Aim of the task:
Return every one of the following lines exactly as they appear, leaving out the pictures.

◆ ◆ ◆ ◆

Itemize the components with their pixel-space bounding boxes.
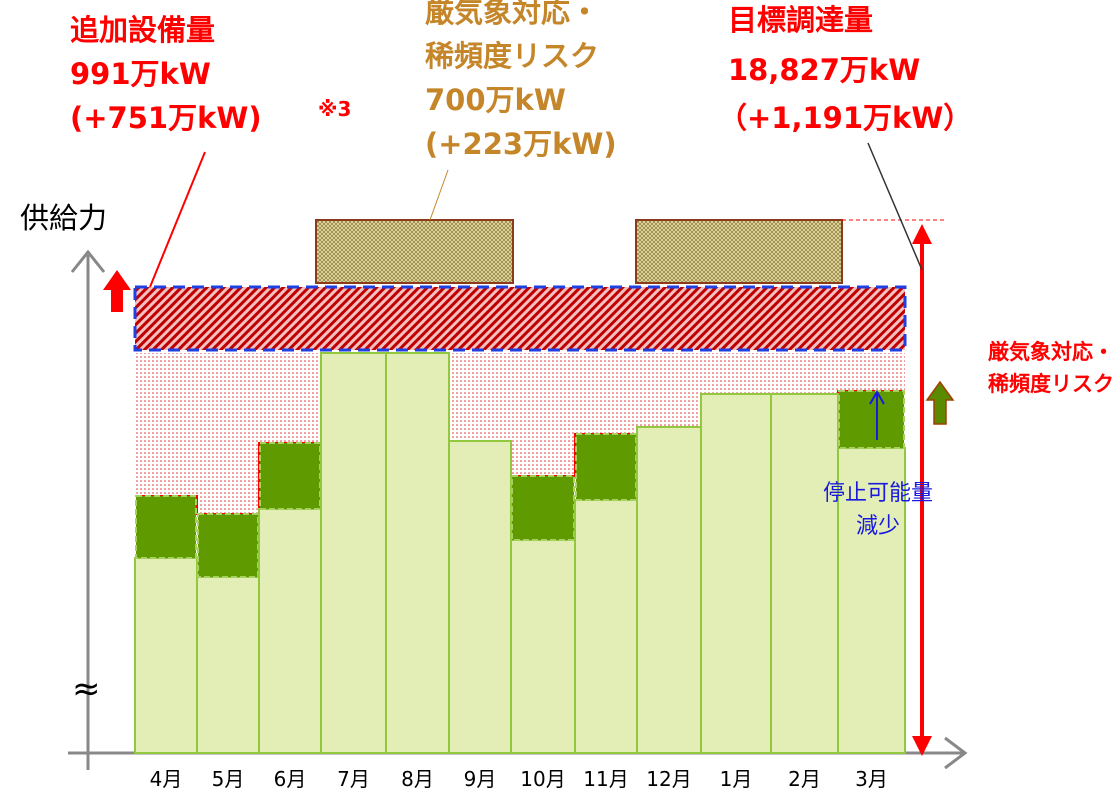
stoppable-block <box>197 513 259 578</box>
bar <box>636 426 702 754</box>
side-label: 稀頻度リスク <box>988 372 1114 396</box>
side-label: 厳気象対応・ <box>988 340 1114 364</box>
right-label: 18,827万kW <box>728 53 920 87</box>
reduction-label: 減少 <box>856 514 900 539</box>
stoppable-block <box>135 495 197 559</box>
bar <box>196 576 260 754</box>
up-arrow <box>925 380 955 425</box>
left-label: 991万kW <box>70 57 211 91</box>
y-arrow <box>70 249 106 273</box>
bar <box>700 393 772 754</box>
up-arrow <box>103 270 131 312</box>
bars <box>134 352 906 754</box>
left-note: ※3 <box>318 97 351 121</box>
stoppable-block <box>575 433 637 501</box>
right-label: 目標調達量 <box>728 3 873 37</box>
month-label: 12月 <box>646 767 691 791</box>
stoppable-block <box>511 475 575 541</box>
month-label: 5月 <box>212 767 245 791</box>
center-label: 700万kW <box>425 83 566 117</box>
center-label: 稀頻度リスク <box>425 39 599 73</box>
bar <box>134 557 198 754</box>
leader-line <box>867 142 923 271</box>
reduction-arrow-head <box>869 390 885 405</box>
month-label: 4月 <box>150 767 183 791</box>
bar <box>574 499 638 754</box>
break-mark: ≈ <box>72 669 101 709</box>
leader-line <box>149 151 206 288</box>
month-label: 9月 <box>464 767 497 791</box>
left-label: 追加設備量 <box>70 13 215 47</box>
hatched-area <box>133 285 907 352</box>
month-label: 3月 <box>855 767 888 791</box>
month-label: 11月 <box>583 767 628 791</box>
month-label: 10月 <box>520 767 565 791</box>
bar <box>837 447 906 754</box>
bar <box>448 440 512 754</box>
reduction-label: 停止可能量 <box>823 481 933 506</box>
left-label: (+751万kW) <box>70 101 262 135</box>
x-arrow <box>944 736 968 770</box>
risk-box <box>635 219 843 284</box>
bar <box>320 352 387 754</box>
bar <box>510 539 576 754</box>
month-label: 7月 <box>337 767 370 791</box>
stoppable-block <box>259 442 321 510</box>
month-label: 2月 <box>788 767 821 791</box>
month-label: 8月 <box>401 767 434 791</box>
leader-line <box>429 169 449 221</box>
bar <box>385 352 450 754</box>
bar <box>770 393 839 754</box>
month-label: 6月 <box>274 767 307 791</box>
bar <box>258 508 322 754</box>
right-label: （+1,191万kW） <box>718 101 972 135</box>
risk-box <box>315 219 514 284</box>
month-label: 1月 <box>720 767 753 791</box>
y-axis-label: 供給力 <box>20 201 107 235</box>
center-label: (+223万kW) <box>425 127 617 161</box>
center-label: 厳気象対応・ <box>425 0 599 29</box>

◆ ◆ ◆ ◆

Final answer:
Itemize the components with their pixel-space bounding boxes.
stoppable-block <box>197 513 259 578</box>
bar <box>636 426 702 754</box>
side-label: 稀頻度リスク <box>988 372 1114 396</box>
side-label: 厳気象対応・ <box>988 340 1114 364</box>
right-label: 18,827万kW <box>728 53 920 87</box>
reduction-label: 減少 <box>856 514 900 539</box>
stoppable-block <box>135 495 197 559</box>
bar <box>196 576 260 754</box>
up-arrow <box>925 380 955 425</box>
left-label: 991万kW <box>70 57 211 91</box>
y-arrow <box>70 249 106 273</box>
bar <box>700 393 772 754</box>
up-arrow <box>103 270 131 312</box>
bars <box>134 352 906 754</box>
left-note: ※3 <box>318 97 351 121</box>
stoppable-block <box>575 433 637 501</box>
right-label: 目標調達量 <box>728 3 873 37</box>
month-label: 12月 <box>646 767 691 791</box>
stoppable-block <box>511 475 575 541</box>
month-label: 5月 <box>212 767 245 791</box>
center-label: 700万kW <box>425 83 566 117</box>
center-label: 稀頻度リスク <box>425 39 599 73</box>
bar <box>134 557 198 754</box>
leader-line <box>867 142 923 271</box>
reduction-arrow-head <box>869 390 885 405</box>
month-label: 4月 <box>150 767 183 791</box>
bar <box>574 499 638 754</box>
break-mark: ≈ <box>72 669 101 709</box>
leader-line <box>149 151 206 288</box>
month-label: 9月 <box>464 767 497 791</box>
left-label: 追加設備量 <box>70 13 215 47</box>
hatched-area <box>133 285 907 352</box>
month-label: 3月 <box>855 767 888 791</box>
month-label: 11月 <box>583 767 628 791</box>
month-label: 10月 <box>520 767 565 791</box>
bar <box>837 447 906 754</box>
bar <box>448 440 512 754</box>
reduction-label: 停止可能量 <box>823 481 933 506</box>
left-label: (+751万kW) <box>70 101 262 135</box>
x-arrow <box>944 736 968 770</box>
risk-box <box>635 219 843 284</box>
bar <box>320 352 387 754</box>
bar <box>510 539 576 754</box>
month-label: 7月 <box>337 767 370 791</box>
stoppable-block <box>259 442 321 510</box>
month-label: 2月 <box>788 767 821 791</box>
month-label: 8月 <box>401 767 434 791</box>
leader-line <box>429 169 449 221</box>
bar <box>385 352 450 754</box>
bar <box>770 393 839 754</box>
month-label: 6月 <box>274 767 307 791</box>
bar <box>258 508 322 754</box>
right-label: （+1,191万kW） <box>718 101 972 135</box>
risk-box <box>315 219 514 284</box>
month-label: 1月 <box>720 767 753 791</box>
y-axis-label: 供給力 <box>20 201 107 235</box>
center-label: (+223万kW) <box>425 127 617 161</box>
center-label: 厳気象対応・ <box>425 0 599 29</box>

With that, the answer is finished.